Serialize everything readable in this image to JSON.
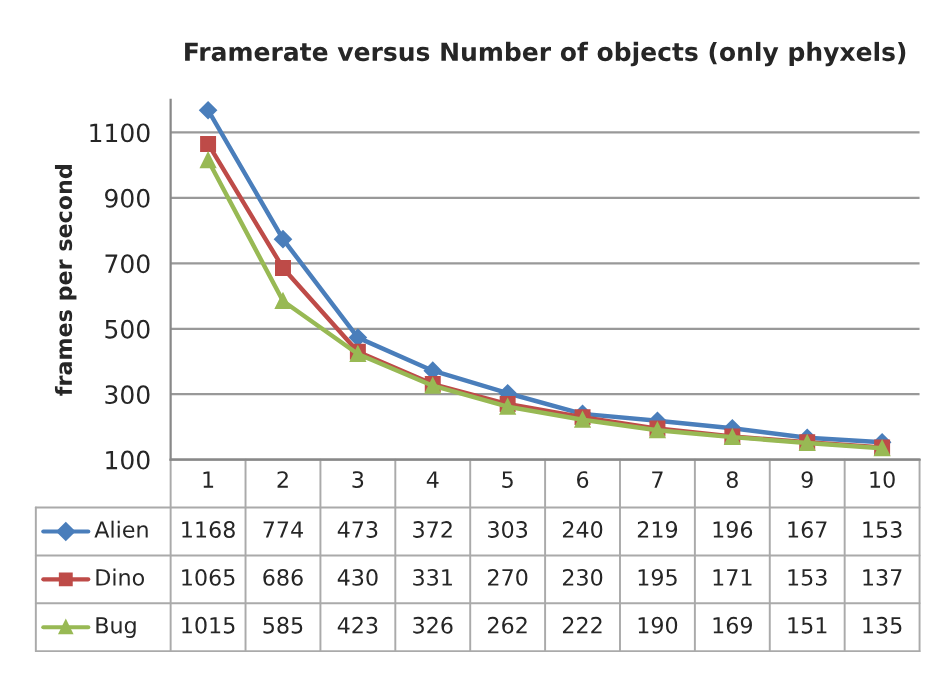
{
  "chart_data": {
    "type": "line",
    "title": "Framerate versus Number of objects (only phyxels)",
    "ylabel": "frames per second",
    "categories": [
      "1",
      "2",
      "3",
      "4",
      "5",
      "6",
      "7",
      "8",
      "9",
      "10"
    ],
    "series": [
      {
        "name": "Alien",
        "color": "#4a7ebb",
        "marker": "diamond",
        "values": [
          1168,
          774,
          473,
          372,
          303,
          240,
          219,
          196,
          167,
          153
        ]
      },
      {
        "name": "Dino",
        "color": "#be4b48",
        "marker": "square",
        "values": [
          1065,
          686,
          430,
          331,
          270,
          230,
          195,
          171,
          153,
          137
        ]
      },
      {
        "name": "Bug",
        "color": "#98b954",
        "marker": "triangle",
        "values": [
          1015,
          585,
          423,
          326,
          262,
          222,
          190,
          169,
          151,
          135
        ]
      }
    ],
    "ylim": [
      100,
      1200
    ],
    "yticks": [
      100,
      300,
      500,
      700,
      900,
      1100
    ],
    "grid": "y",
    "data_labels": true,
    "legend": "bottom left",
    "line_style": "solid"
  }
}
---
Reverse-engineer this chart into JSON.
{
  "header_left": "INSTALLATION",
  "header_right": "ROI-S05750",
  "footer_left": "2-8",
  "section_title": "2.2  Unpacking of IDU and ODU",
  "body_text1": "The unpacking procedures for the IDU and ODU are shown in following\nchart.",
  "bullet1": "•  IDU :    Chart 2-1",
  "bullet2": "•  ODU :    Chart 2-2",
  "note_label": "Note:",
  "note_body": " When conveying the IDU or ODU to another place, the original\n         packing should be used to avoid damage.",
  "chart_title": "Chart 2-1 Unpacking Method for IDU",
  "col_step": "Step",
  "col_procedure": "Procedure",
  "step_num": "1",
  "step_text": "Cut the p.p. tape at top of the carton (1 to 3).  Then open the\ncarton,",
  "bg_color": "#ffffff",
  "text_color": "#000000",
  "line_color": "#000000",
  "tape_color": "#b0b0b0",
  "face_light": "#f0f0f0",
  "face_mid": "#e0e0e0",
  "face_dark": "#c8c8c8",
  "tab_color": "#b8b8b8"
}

> [Work instructions]:
Gather every line from the listing above in which the word "JSON" appears.

> [Full response]:
Serialize everything readable in this image to JSON.
Reverse-engineer this chart into JSON.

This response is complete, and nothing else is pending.